▶ Given problem: In the data below, find each line containing the string "subtitle" and return it.

▶ Task data:
---

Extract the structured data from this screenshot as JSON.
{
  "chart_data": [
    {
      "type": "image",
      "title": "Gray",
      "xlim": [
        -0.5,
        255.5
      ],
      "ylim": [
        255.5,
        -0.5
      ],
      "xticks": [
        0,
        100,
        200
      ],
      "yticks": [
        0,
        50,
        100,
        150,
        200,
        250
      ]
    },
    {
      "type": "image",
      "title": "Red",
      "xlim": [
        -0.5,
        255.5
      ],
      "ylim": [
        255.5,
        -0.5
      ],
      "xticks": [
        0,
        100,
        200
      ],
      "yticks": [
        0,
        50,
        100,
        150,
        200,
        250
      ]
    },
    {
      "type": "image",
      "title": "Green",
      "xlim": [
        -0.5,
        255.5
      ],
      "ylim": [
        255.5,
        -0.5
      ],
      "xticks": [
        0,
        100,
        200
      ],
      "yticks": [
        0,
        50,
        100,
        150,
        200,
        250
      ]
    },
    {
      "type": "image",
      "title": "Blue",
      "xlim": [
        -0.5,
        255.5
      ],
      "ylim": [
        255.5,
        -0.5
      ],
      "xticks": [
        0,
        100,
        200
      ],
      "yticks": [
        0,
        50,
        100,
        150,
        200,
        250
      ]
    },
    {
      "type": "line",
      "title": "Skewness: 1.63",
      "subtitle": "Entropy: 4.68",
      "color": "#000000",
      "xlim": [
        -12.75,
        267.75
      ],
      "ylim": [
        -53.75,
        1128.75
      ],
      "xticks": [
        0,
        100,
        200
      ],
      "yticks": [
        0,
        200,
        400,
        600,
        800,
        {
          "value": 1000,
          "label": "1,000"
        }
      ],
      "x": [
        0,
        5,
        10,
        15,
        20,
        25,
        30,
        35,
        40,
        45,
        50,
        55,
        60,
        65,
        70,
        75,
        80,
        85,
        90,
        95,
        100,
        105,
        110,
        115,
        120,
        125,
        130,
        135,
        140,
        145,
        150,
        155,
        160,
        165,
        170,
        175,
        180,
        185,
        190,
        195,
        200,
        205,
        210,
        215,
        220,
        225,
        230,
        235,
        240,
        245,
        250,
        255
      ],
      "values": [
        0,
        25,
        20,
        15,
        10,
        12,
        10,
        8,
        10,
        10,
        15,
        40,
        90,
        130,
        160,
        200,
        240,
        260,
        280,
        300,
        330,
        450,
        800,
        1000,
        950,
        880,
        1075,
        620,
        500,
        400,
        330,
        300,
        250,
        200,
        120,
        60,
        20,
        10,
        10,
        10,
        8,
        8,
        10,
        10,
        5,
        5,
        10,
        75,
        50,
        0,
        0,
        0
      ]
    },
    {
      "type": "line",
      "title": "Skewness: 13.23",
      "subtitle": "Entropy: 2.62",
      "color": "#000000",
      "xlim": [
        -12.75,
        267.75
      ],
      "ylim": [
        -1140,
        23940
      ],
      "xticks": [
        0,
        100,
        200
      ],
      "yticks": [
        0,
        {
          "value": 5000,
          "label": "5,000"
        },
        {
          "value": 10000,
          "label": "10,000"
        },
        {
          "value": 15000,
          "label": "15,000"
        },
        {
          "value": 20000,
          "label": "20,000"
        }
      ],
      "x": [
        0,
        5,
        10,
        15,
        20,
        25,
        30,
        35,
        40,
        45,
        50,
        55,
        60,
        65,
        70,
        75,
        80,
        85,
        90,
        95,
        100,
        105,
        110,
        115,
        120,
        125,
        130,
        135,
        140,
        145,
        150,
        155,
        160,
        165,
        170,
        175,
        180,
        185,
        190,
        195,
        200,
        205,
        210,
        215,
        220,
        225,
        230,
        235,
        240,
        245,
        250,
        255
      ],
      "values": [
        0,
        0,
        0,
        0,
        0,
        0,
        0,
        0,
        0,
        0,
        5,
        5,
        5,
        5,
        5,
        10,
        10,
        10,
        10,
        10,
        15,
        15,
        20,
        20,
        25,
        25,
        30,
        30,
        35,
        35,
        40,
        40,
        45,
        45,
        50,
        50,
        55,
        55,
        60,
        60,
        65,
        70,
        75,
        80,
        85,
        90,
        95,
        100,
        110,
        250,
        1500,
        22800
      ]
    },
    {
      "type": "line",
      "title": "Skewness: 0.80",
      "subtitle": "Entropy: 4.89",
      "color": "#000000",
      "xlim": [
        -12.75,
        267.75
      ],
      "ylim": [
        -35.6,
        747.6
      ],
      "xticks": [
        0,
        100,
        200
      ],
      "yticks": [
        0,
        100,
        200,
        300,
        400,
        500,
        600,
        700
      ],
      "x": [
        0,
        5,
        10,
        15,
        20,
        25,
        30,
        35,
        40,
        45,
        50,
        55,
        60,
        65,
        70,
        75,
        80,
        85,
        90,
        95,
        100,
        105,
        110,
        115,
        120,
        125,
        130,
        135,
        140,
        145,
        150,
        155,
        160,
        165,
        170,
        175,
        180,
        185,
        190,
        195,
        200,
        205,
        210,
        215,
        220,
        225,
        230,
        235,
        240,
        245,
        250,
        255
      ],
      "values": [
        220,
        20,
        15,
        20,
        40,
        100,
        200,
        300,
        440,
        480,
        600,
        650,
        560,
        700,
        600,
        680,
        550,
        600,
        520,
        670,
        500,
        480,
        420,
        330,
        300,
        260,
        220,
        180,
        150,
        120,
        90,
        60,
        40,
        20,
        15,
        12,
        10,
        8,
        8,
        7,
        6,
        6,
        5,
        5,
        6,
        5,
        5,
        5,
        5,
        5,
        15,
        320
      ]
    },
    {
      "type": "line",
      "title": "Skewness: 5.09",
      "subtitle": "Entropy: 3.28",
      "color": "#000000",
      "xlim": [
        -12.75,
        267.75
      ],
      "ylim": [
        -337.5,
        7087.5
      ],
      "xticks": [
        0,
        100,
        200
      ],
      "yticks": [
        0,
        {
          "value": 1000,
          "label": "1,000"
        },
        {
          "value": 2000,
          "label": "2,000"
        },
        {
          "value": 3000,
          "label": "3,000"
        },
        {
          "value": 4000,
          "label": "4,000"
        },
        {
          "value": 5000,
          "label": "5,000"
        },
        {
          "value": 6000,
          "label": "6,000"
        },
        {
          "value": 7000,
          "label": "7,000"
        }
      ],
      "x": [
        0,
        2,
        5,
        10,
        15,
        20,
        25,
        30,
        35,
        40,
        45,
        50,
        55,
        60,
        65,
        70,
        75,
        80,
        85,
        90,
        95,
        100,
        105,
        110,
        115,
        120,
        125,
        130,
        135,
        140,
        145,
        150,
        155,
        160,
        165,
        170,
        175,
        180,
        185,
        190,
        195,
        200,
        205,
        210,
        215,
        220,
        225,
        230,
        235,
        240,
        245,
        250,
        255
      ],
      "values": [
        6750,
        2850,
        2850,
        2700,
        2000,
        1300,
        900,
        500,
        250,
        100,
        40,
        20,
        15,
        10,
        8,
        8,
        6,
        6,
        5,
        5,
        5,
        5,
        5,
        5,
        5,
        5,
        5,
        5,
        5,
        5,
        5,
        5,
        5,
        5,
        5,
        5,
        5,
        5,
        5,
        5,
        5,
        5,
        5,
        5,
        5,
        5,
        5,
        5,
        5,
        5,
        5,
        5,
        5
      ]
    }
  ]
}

---

▶ The answer:
      "subtitle": "Entropy: 4.68",
      "subtitle": "Entropy: 2.62",
      "subtitle": "Entropy: 4.89",
      "subtitle": "Entropy: 3.28",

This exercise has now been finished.